# WHAT YOU HAVE TO DO:
Search the material below for the string "Party" and extract each line that has it.

────────────────────

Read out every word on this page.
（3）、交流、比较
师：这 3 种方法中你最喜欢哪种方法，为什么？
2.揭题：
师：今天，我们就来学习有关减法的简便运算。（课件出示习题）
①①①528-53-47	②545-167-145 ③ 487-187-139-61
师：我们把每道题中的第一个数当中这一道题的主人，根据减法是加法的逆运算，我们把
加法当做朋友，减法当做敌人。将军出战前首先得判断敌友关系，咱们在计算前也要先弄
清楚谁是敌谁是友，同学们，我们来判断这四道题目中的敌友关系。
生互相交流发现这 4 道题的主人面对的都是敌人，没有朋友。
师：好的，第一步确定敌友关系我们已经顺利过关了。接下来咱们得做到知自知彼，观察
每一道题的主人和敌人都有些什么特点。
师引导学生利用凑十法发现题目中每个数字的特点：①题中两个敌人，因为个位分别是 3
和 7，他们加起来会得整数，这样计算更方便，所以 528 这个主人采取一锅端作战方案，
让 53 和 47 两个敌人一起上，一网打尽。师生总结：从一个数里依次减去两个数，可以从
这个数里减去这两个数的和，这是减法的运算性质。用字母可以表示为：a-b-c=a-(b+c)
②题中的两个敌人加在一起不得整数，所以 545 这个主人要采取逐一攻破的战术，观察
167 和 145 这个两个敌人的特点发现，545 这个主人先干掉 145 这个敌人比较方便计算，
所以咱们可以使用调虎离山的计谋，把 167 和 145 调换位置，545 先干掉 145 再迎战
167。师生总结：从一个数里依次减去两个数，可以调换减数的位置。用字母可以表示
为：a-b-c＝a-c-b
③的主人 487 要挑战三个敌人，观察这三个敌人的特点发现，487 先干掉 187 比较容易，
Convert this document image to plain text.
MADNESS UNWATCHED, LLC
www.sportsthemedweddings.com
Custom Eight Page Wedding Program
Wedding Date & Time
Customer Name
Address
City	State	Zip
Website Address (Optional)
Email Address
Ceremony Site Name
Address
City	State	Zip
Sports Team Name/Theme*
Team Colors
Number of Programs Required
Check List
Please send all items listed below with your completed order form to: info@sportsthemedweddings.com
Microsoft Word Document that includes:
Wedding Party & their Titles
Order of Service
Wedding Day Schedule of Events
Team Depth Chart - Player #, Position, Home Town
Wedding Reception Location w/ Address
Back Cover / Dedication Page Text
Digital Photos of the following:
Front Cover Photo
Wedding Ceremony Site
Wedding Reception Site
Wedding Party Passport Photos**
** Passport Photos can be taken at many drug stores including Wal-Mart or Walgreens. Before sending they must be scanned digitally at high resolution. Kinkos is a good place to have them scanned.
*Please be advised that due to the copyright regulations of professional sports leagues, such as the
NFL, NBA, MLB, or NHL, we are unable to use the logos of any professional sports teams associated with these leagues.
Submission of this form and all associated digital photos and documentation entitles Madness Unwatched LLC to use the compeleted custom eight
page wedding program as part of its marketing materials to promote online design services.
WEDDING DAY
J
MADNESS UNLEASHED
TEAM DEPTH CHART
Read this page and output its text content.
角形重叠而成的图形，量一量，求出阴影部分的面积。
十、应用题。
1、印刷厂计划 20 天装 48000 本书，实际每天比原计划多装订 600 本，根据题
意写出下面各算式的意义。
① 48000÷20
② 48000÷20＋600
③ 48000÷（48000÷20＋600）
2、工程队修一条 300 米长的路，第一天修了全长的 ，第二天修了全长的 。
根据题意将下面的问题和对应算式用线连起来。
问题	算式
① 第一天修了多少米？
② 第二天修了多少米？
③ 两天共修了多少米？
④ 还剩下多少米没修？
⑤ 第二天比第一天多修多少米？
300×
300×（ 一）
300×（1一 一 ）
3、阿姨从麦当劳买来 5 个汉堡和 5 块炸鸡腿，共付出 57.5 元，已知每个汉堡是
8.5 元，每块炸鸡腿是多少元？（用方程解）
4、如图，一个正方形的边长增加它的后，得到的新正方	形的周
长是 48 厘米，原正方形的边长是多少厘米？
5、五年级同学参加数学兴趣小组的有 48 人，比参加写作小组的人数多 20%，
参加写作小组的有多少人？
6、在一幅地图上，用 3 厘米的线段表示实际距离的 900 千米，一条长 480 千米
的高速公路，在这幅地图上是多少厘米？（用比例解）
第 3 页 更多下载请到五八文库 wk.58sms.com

────────────────────

# TASK RESPONSE:
Wedding Party & their Titles
Wedding Party Passport Photos**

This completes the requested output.